_EXERCISE DETAILS_
Without the pictures, reproduce the records that follow exactly.

>> BEGIN

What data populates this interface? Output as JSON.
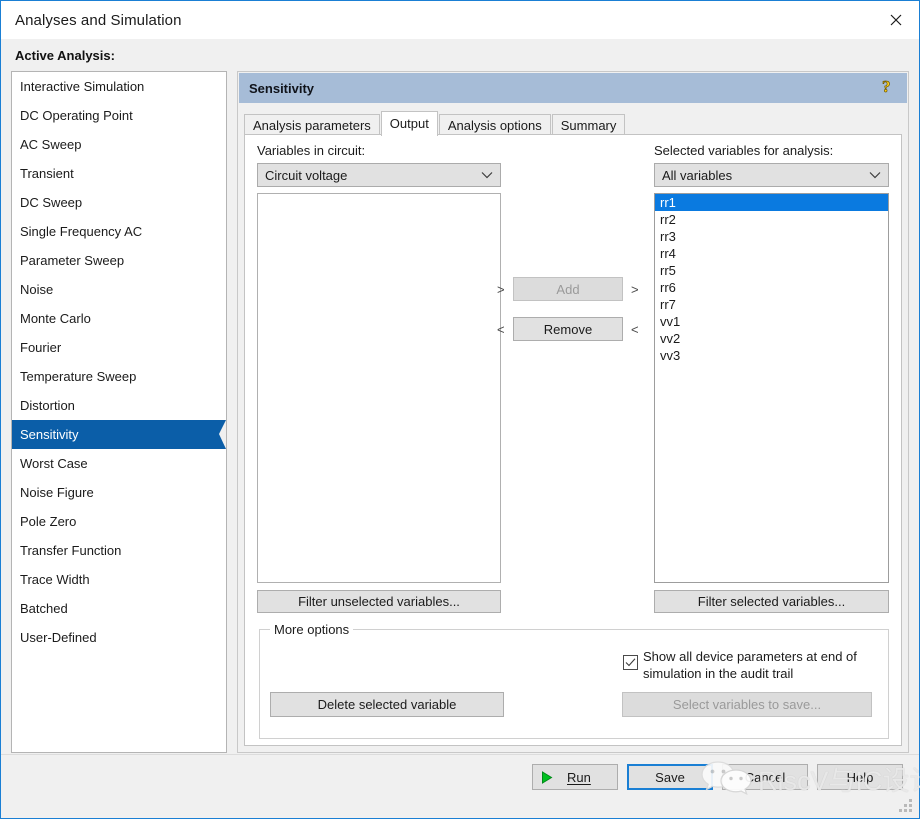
{
  "window": {
    "title": "Analyses and Simulation",
    "close_icon": "close-icon"
  },
  "sidebar": {
    "label": "Active Analysis:",
    "items": [
      {
        "label": "Interactive Simulation",
        "selected": false
      },
      {
        "label": "DC Operating Point",
        "selected": false
      },
      {
        "label": "AC Sweep",
        "selected": false
      },
      {
        "label": "Transient",
        "selected": false
      },
      {
        "label": "DC Sweep",
        "selected": false
      },
      {
        "label": "Single Frequency AC",
        "selected": false
      },
      {
        "label": "Parameter Sweep",
        "selected": false
      },
      {
        "label": "Noise",
        "selected": false
      },
      {
        "label": "Monte Carlo",
        "selected": false
      },
      {
        "label": "Fourier",
        "selected": false
      },
      {
        "label": "Temperature Sweep",
        "selected": false
      },
      {
        "label": "Distortion",
        "selected": false
      },
      {
        "label": "Sensitivity",
        "selected": true
      },
      {
        "label": "Worst Case",
        "selected": false
      },
      {
        "label": "Noise Figure",
        "selected": false
      },
      {
        "label": "Pole Zero",
        "selected": false
      },
      {
        "label": "Transfer Function",
        "selected": false
      },
      {
        "label": "Trace Width",
        "selected": false
      },
      {
        "label": "Batched",
        "selected": false
      },
      {
        "label": "User-Defined",
        "selected": false
      }
    ]
  },
  "panel": {
    "title": "Sensitivity",
    "help_icon": "question-mark-help-icon",
    "tabs": [
      {
        "label": "Analysis parameters",
        "active": false
      },
      {
        "label": "Output",
        "active": true
      },
      {
        "label": "Analysis options",
        "active": false
      },
      {
        "label": "Summary",
        "active": false
      }
    ]
  },
  "output_tab": {
    "left": {
      "label": "Variables in circuit:",
      "combo_value": "Circuit voltage",
      "combo_chevron": "chevron-down-icon",
      "list_items": [],
      "filter_button": "Filter unselected variables..."
    },
    "right": {
      "label": "Selected variables for analysis:",
      "combo_value": "All variables",
      "combo_chevron": "chevron-down-icon",
      "list_items": [
        {
          "label": "rr1",
          "selected": true
        },
        {
          "label": "rr2",
          "selected": false
        },
        {
          "label": "rr3",
          "selected": false
        },
        {
          "label": "rr4",
          "selected": false
        },
        {
          "label": "rr5",
          "selected": false
        },
        {
          "label": "rr6",
          "selected": false
        },
        {
          "label": "rr7",
          "selected": false
        },
        {
          "label": "vv1",
          "selected": false
        },
        {
          "label": "vv2",
          "selected": false
        },
        {
          "label": "vv3",
          "selected": false
        }
      ],
      "filter_button": "Filter selected variables..."
    },
    "transfer": {
      "add_label": "Add",
      "remove_label": "Remove",
      "add_left_arrow": ">",
      "add_right_arrow": ">",
      "remove_left_arrow": "<",
      "remove_right_arrow": "<"
    },
    "more_options": {
      "legend": "More options",
      "delete_button": "Delete selected variable",
      "checkbox_label": "Show all device parameters at end of simulation in the audit trail",
      "checkbox_checked": true,
      "select_vars_button": "Select variables to save..."
    }
  },
  "footer": {
    "run_label": "Run",
    "run_icon": "play-triangle-icon",
    "save_label": "Save",
    "cancel_label": "Cancel",
    "help_label": "Help"
  },
  "watermark": {
    "text": "RiscV与IC设计",
    "icon": "wechat-logo-icon"
  },
  "colors": {
    "accent_blue": "#1a7fd4",
    "selection_blue": "#0b5ea8",
    "list_selection_blue": "#0a7ae0",
    "panel_header": "#a6bcd7",
    "help_yellow": "#ffd11a",
    "run_green": "#00b020"
  }
}
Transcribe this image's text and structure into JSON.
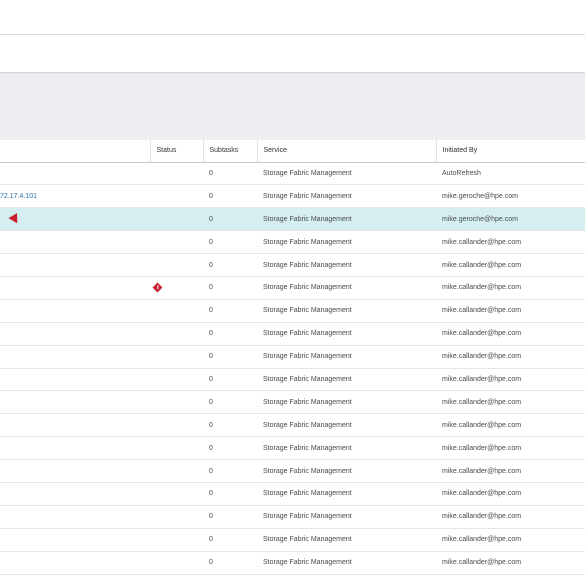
{
  "table": {
    "columns": [
      "",
      "Status",
      "Subtasks",
      "Service",
      "Initiated By"
    ],
    "rows": [
      {
        "name": "",
        "status": "",
        "subtasks": "0",
        "service": "Storage Fabric Management",
        "initiated_by": "AutoRefresh"
      },
      {
        "name": "72.17.4.101",
        "status": "",
        "subtasks": "0",
        "service": "Storage Fabric Management",
        "initiated_by": "mike.geroche@hpe.com"
      },
      {
        "name": "",
        "status": "",
        "subtasks": "0",
        "service": "Storage Fabric Management",
        "initiated_by": "mike.geroche@hpe.com",
        "selected": true
      },
      {
        "name": "",
        "status": "",
        "subtasks": "0",
        "service": "Storage Fabric Management",
        "initiated_by": "mike.callander@hpe.com"
      },
      {
        "name": "",
        "status": "",
        "subtasks": "0",
        "service": "Storage Fabric Management",
        "initiated_by": "mike.callander@hpe.com"
      },
      {
        "name": "",
        "status": "warning",
        "subtasks": "0",
        "service": "Storage Fabric Management",
        "initiated_by": "mike.callander@hpe.com"
      },
      {
        "name": "",
        "status": "",
        "subtasks": "0",
        "service": "Storage Fabric Management",
        "initiated_by": "mike.callander@hpe.com"
      },
      {
        "name": "",
        "status": "",
        "subtasks": "0",
        "service": "Storage Fabric Management",
        "initiated_by": "mike.callander@hpe.com"
      },
      {
        "name": "",
        "status": "",
        "subtasks": "0",
        "service": "Storage Fabric Management",
        "initiated_by": "mike.callander@hpe.com"
      },
      {
        "name": "",
        "status": "",
        "subtasks": "0",
        "service": "Storage Fabric Management",
        "initiated_by": "mike.callander@hpe.com"
      },
      {
        "name": "",
        "status": "",
        "subtasks": "0",
        "service": "Storage Fabric Management",
        "initiated_by": "mike.callander@hpe.com"
      },
      {
        "name": "",
        "status": "",
        "subtasks": "0",
        "service": "Storage Fabric Management",
        "initiated_by": "mike.callander@hpe.com"
      },
      {
        "name": "",
        "status": "",
        "subtasks": "0",
        "service": "Storage Fabric Management",
        "initiated_by": "mike.callander@hpe.com"
      },
      {
        "name": "",
        "status": "",
        "subtasks": "0",
        "service": "Storage Fabric Management",
        "initiated_by": "mike.callander@hpe.com"
      },
      {
        "name": "",
        "status": "",
        "subtasks": "0",
        "service": "Storage Fabric Management",
        "initiated_by": "mike.callander@hpe.com"
      },
      {
        "name": "",
        "status": "",
        "subtasks": "0",
        "service": "Storage Fabric Management",
        "initiated_by": "mike.callander@hpe.com"
      },
      {
        "name": "",
        "status": "",
        "subtasks": "0",
        "service": "Storage Fabric Management",
        "initiated_by": "mike.callander@hpe.com"
      },
      {
        "name": "",
        "status": "",
        "subtasks": "0",
        "service": "Storage Fabric Management",
        "initiated_by": "mike.callander@hpe.com"
      }
    ]
  },
  "colors": {
    "selected_row": "#d5eff1",
    "warning": "#c8202f",
    "link": "#2b6fa8",
    "banner": "#eceef1"
  }
}
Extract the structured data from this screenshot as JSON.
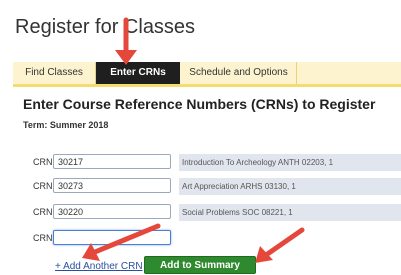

>> END

_EXERCISE ANSWER_
What data populates this interface? Output as JSON.
{
  "window": {
    "title": "Analyses and Simulation",
    "close_icon": "close-icon"
  },
  "sidebar": {
    "label": "Active Analysis:",
    "items": [
      {
        "label": "Interactive Simulation",
        "selected": false
      },
      {
        "label": "DC Operating Point",
        "selected": false
      },
      {
        "label": "AC Sweep",
        "selected": false
      },
      {
        "label": "Transient",
        "selected": false
      },
      {
        "label": "DC Sweep",
        "selected": false
      },
      {
        "label": "Single Frequency AC",
        "selected": false
      },
      {
        "label": "Parameter Sweep",
        "selected": false
      },
      {
        "label": "Noise",
        "selected": false
      },
      {
        "label": "Monte Carlo",
        "selected": false
      },
      {
        "label": "Fourier",
        "selected": false
      },
      {
        "label": "Temperature Sweep",
        "selected": false
      },
      {
        "label": "Distortion",
        "selected": false
      },
      {
        "label": "Sensitivity",
        "selected": true
      },
      {
        "label": "Worst Case",
        "selected": false
      },
      {
        "label": "Noise Figure",
        "selected": false
      },
      {
        "label": "Pole Zero",
        "selected": false
      },
      {
        "label": "Transfer Function",
        "selected": false
      },
      {
        "label": "Trace Width",
        "selected": false
      },
      {
        "label": "Batched",
        "selected": false
      },
      {
        "label": "User-Defined",
        "selected": false
      }
    ]
  },
  "panel": {
    "title": "Sensitivity",
    "help_icon": "question-mark-help-icon",
    "tabs": [
      {
        "label": "Analysis parameters",
        "active": false
      },
      {
        "label": "Output",
        "active": true
      },
      {
        "label": "Analysis options",
        "active": false
      },
      {
        "label": "Summary",
        "active": false
      }
    ]
  },
  "output_tab": {
    "left": {
      "label": "Variables in circuit:",
      "combo_value": "Circuit voltage",
      "combo_chevron": "chevron-down-icon",
      "list_items": [],
      "filter_button": "Filter unselected variables..."
    },
    "right": {
      "label": "Selected variables for analysis:",
      "combo_value": "All variables",
      "combo_chevron": "chevron-down-icon",
      "list_items": [
        {
          "label": "rr1",
          "selected": true
        },
        {
          "label": "rr2",
          "selected": false
        },
        {
          "label": "rr3",
          "selected": false
        },
        {
          "label": "rr4",
          "selected": false
        },
        {
          "label": "rr5",
          "selected": false
        },
        {
          "label": "rr6",
          "selected": false
        },
        {
          "label": "rr7",
          "selected": false
        },
        {
          "label": "vv1",
          "selected": false
        },
        {
          "label": "vv2",
          "selected": false
        },
        {
          "label": "vv3",
          "selected": false
        }
      ],
      "filter_button": "Filter selected variables..."
    },
    "transfer": {
      "add_label": "Add",
      "remove_label": "Remove",
      "add_left_arrow": ">",
      "add_right_arrow": ">",
      "remove_left_arrow": "<",
      "remove_right_arrow": "<"
    },
    "more_options": {
      "legend": "More options",
      "delete_button": "Delete selected variable",
      "checkbox_label": "Show all device parameters at end of simulation in the audit trail",
      "checkbox_checked": true,
      "select_vars_button": "Select variables to save..."
    }
  },
  "footer": {
    "run_label": "Run",
    "run_icon": "play-triangle-icon",
    "save_label": "Save",
    "cancel_label": "Cancel",
    "help_label": "Help"
  },
  "watermark": {
    "text": "RiscV与IC设计",
    "icon": "wechat-logo-icon"
  },
  "colors": {
    "accent_blue": "#1a7fd4",
    "selection_blue": "#0b5ea8",
    "list_selection_blue": "#0a7ae0",
    "panel_header": "#a6bcd7",
    "help_yellow": "#ffd11a",
    "run_green": "#00b020"
  }
}
Transcribe this image's text and structure into JSON.
{
  "table": {
    "columns": [
      "",
      "Status",
      "Subtasks",
      "Service",
      "Initiated By"
    ],
    "rows": [
      {
        "name": "",
        "status": "",
        "subtasks": "0",
        "service": "Storage Fabric Management",
        "initiated_by": "AutoRefresh"
      },
      {
        "name": "72.17.4.101",
        "status": "",
        "subtasks": "0",
        "service": "Storage Fabric Management",
        "initiated_by": "mike.geroche@hpe.com"
      },
      {
        "name": "",
        "status": "",
        "subtasks": "0",
        "service": "Storage Fabric Management",
        "initiated_by": "mike.geroche@hpe.com",
        "selected": true
      },
      {
        "name": "",
        "status": "",
        "subtasks": "0",
        "service": "Storage Fabric Management",
        "initiated_by": "mike.callander@hpe.com"
      },
      {
        "name": "",
        "status": "",
        "subtasks": "0",
        "service": "Storage Fabric Management",
        "initiated_by": "mike.callander@hpe.com"
      },
      {
        "name": "",
        "status": "warning",
        "subtasks": "0",
        "service": "Storage Fabric Management",
        "initiated_by": "mike.callander@hpe.com"
      },
      {
        "name": "",
        "status": "",
        "subtasks": "0",
        "service": "Storage Fabric Management",
        "initiated_by": "mike.callander@hpe.com"
      },
      {
        "name": "",
        "status": "",
        "subtasks": "0",
        "service": "Storage Fabric Management",
        "initiated_by": "mike.callander@hpe.com"
      },
      {
        "name": "",
        "status": "",
        "subtasks": "0",
        "service": "Storage Fabric Management",
        "initiated_by": "mike.callander@hpe.com"
      },
      {
        "name": "",
        "status": "",
        "subtasks": "0",
        "service": "Storage Fabric Management",
        "initiated_by": "mike.callander@hpe.com"
      },
      {
        "name": "",
        "status": "",
        "subtasks": "0",
        "service": "Storage Fabric Management",
        "initiated_by": "mike.callander@hpe.com"
      },
      {
        "name": "",
        "status": "",
        "subtasks": "0",
        "service": "Storage Fabric Management",
        "initiated_by": "mike.callander@hpe.com"
      },
      {
        "name": "",
        "status": "",
        "subtasks": "0",
        "service": "Storage Fabric Management",
        "initiated_by": "mike.callander@hpe.com"
      },
      {
        "name": "",
        "status": "",
        "subtasks": "0",
        "service": "Storage Fabric Management",
        "initiated_by": "mike.callander@hpe.com"
      },
      {
        "name": "",
        "status": "",
        "subtasks": "0",
        "service": "Storage Fabric Management",
        "initiated_by": "mike.callander@hpe.com"
      },
      {
        "name": "",
        "status": "",
        "subtasks": "0",
        "service": "Storage Fabric Management",
        "initiated_by": "mike.callander@hpe.com"
      },
      {
        "name": "",
        "status": "",
        "subtasks": "0",
        "service": "Storage Fabric Management",
        "initiated_by": "mike.callander@hpe.com"
      },
      {
        "name": "",
        "status": "",
        "subtasks": "0",
        "service": "Storage Fabric Management",
        "initiated_by": "mike.callander@hpe.com"
      }
    ]
  },
  "colors": {
    "selected_row": "#d5eff1",
    "warning": "#c8202f",
    "link": "#2b6fa8",
    "banner": "#eceef1"
  }
}
Extract the structured data from this screenshot as JSON.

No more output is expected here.